Data items
★ ★ ★ ★ ★ ★ ★
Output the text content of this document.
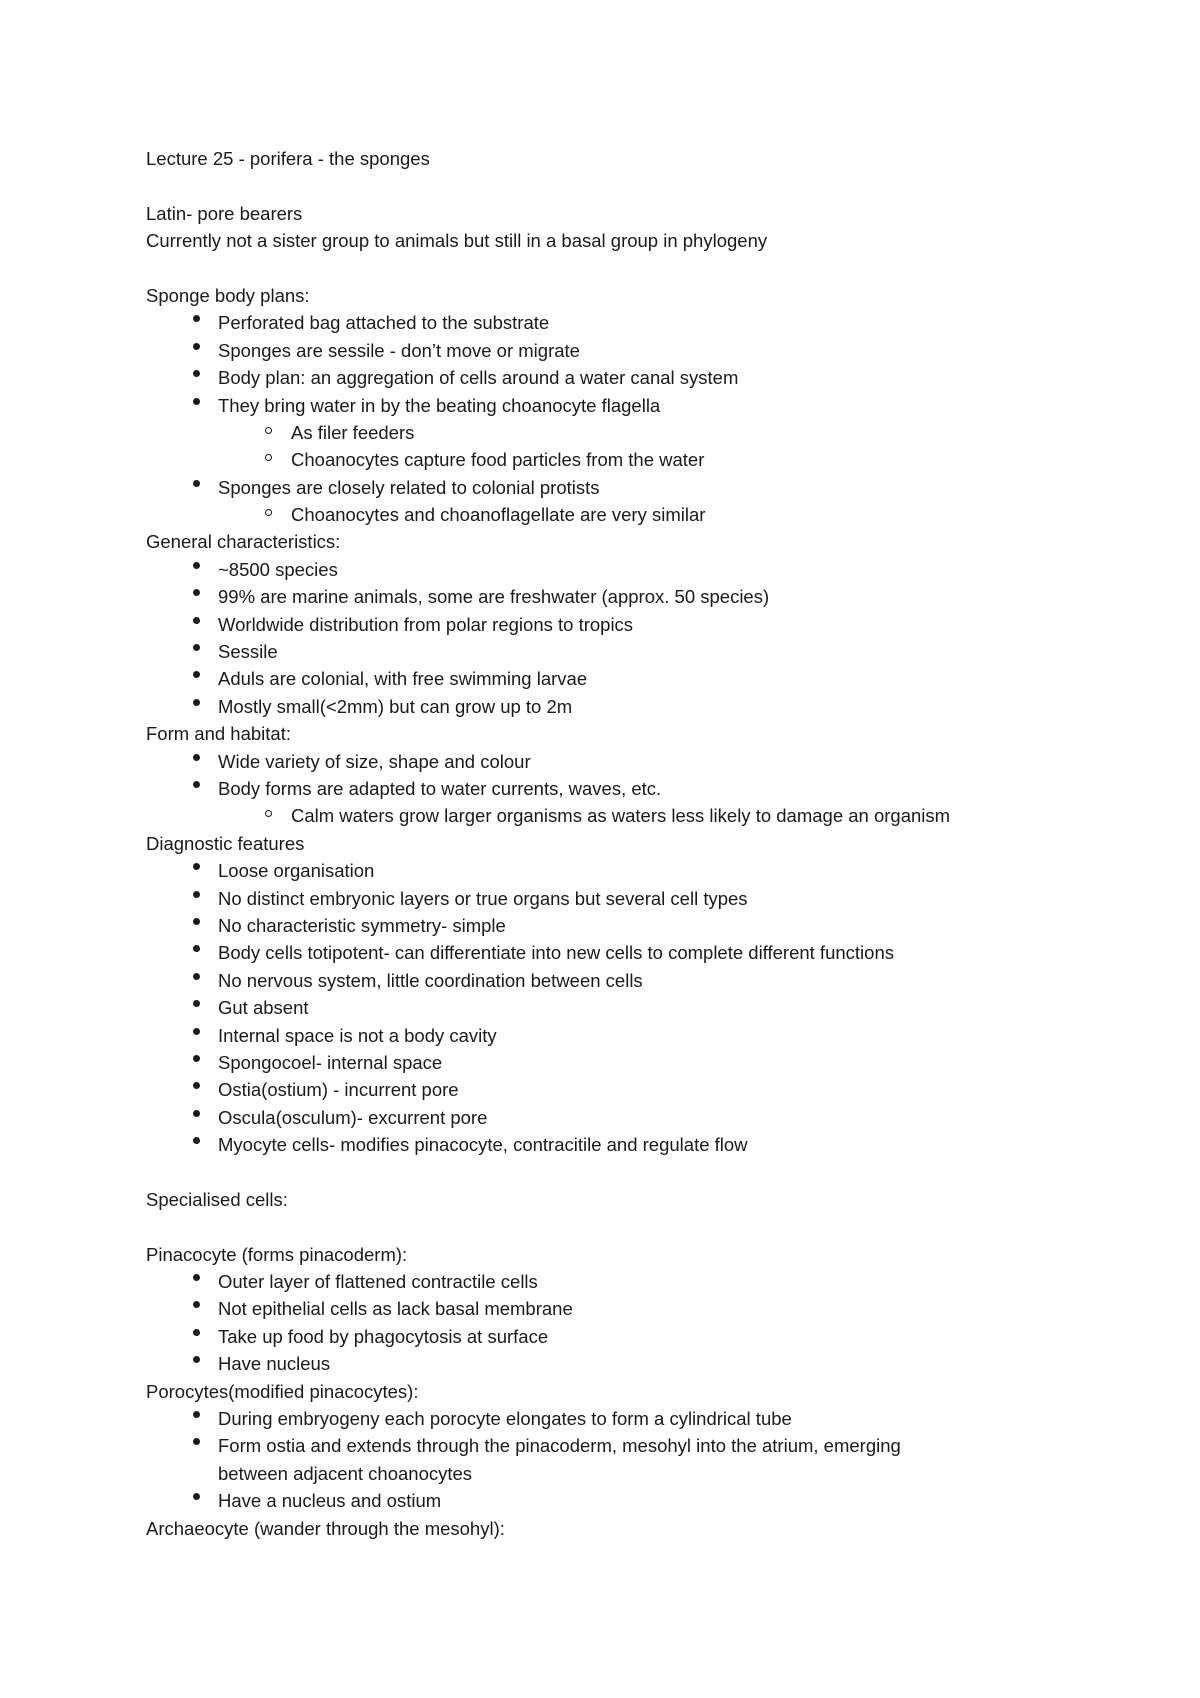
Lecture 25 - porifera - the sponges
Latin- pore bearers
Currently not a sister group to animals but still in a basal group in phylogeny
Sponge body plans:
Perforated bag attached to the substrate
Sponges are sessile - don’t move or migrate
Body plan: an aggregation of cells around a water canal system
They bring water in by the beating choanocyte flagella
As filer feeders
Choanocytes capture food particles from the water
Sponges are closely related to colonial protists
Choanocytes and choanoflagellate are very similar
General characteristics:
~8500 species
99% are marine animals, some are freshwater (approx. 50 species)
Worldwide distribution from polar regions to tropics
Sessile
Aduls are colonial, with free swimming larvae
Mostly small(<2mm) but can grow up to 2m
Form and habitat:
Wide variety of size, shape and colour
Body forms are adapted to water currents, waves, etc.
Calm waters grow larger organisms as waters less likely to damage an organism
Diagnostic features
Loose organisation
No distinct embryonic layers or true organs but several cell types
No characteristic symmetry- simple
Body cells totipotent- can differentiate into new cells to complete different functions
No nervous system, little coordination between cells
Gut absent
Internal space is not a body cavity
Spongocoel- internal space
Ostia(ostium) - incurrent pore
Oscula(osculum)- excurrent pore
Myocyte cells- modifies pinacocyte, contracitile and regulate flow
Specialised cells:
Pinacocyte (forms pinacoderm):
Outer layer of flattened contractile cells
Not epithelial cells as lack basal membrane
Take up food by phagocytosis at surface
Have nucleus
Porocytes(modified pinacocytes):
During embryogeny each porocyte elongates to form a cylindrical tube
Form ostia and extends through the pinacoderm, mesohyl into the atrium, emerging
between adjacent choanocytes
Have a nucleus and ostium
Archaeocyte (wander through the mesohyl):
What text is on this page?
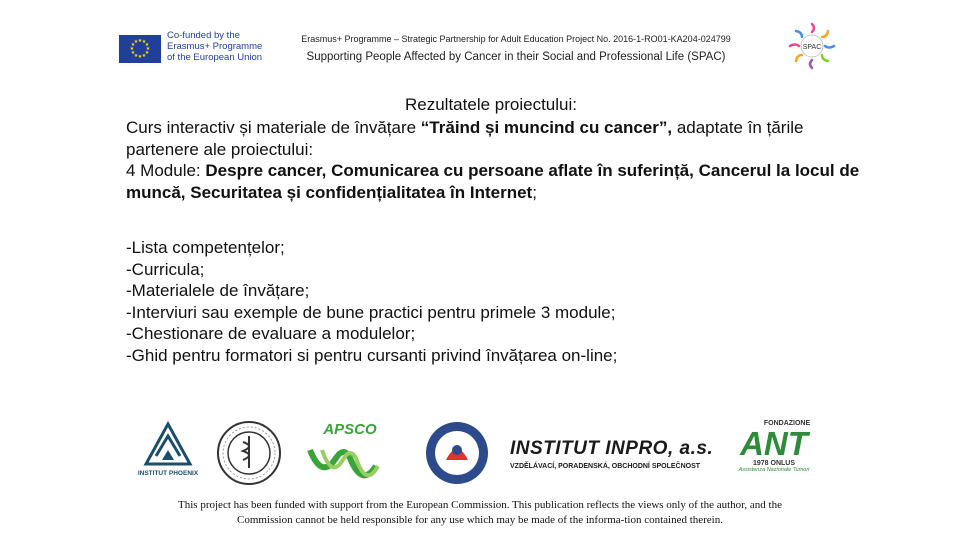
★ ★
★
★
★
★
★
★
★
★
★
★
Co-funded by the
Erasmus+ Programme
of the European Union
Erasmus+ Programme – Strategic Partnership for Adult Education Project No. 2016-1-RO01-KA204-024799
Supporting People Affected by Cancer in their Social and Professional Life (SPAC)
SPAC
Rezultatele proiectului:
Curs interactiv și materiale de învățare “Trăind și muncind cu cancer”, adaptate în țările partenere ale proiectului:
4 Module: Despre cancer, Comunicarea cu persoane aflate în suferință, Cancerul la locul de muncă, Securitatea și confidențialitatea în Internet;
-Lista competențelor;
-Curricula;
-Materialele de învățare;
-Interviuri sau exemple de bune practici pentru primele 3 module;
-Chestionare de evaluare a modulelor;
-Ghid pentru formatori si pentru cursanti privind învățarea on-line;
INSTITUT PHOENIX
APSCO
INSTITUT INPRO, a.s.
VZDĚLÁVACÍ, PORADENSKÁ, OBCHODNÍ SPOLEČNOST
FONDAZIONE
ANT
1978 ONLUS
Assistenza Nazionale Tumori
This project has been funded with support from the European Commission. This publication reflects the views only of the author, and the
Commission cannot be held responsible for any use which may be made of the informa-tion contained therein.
★ ★ ★ ★ ★ ★ ★
→ Task to carry out
Please set down every record exactly as it appears, leaving out the pictures.

→ Result of this exercise
Output the text content of this document.
Lecture 25 - porifera - the sponges
Latin- pore bearers
Currently not a sister group to animals but still in a basal group in phylogeny
Sponge body plans:
Perforated bag attached to the substrate
Sponges are sessile - don’t move or migrate
Body plan: an aggregation of cells around a water canal system
They bring water in by the beating choanocyte flagella
As filer feeders
Choanocytes capture food particles from the water
Sponges are closely related to colonial protists
Choanocytes and choanoflagellate are very similar
General characteristics:
~8500 species
99% are marine animals, some are freshwater (approx. 50 species)
Worldwide distribution from polar regions to tropics
Sessile
Aduls are colonial, with free swimming larvae
Mostly small(<2mm) but can grow up to 2m
Form and habitat:
Wide variety of size, shape and colour
Body forms are adapted to water currents, waves, etc.
Calm waters grow larger organisms as waters less likely to damage an organism
Diagnostic features
Loose organisation
No distinct embryonic layers or true organs but several cell types
No characteristic symmetry- simple
Body cells totipotent- can differentiate into new cells to complete different functions
No nervous system, little coordination between cells
Gut absent
Internal space is not a body cavity
Spongocoel- internal space
Ostia(ostium) - incurrent pore
Oscula(osculum)- excurrent pore
Myocyte cells- modifies pinacocyte, contracitile and regulate flow
Specialised cells:
Pinacocyte (forms pinacoderm):
Outer layer of flattened contractile cells
Not epithelial cells as lack basal membrane
Take up food by phagocytosis at surface
Have nucleus
Porocytes(modified pinacocytes):
During embryogeny each porocyte elongates to form a cylindrical tube
Form ostia and extends through the pinacoderm, mesohyl into the atrium, emerging
between adjacent choanocytes
Have a nucleus and ostium
Archaeocyte (wander through the mesohyl):
What text is on this page?
★ ★
★
★
★
★
★
★
★
★
★
★
Co-funded by the
Erasmus+ Programme
of the European Union
Erasmus+ Programme – Strategic Partnership for Adult Education Project No. 2016-1-RO01-KA204-024799
Supporting People Affected by Cancer in their Social and Professional Life (SPAC)
SPAC
Rezultatele proiectului:
Curs interactiv și materiale de învățare “Trăind și muncind cu cancer”, adaptate în țările partenere ale proiectului:
4 Module: Despre cancer, Comunicarea cu persoane aflate în suferință, Cancerul la locul de muncă, Securitatea și confidențialitatea în Internet;
-Lista competențelor;
-Curricula;
-Materialele de învățare;
-Interviuri sau exemple de bune practici pentru primele 3 module;
-Chestionare de evaluare a modulelor;
-Ghid pentru formatori si pentru cursanti privind învățarea on-line;
INSTITUT PHOENIX
APSCO
INSTITUT INPRO, a.s.
VZDĚLÁVACÍ, PORADENSKÁ, OBCHODNÍ SPOLEČNOST
FONDAZIONE
ANT
1978 ONLUS
Assistenza Nazionale Tumori
This project has been funded with support from the European Commission. This publication reflects the views only of the author, and the
Commission cannot be held responsible for any use which may be made of the informa-tion contained therein.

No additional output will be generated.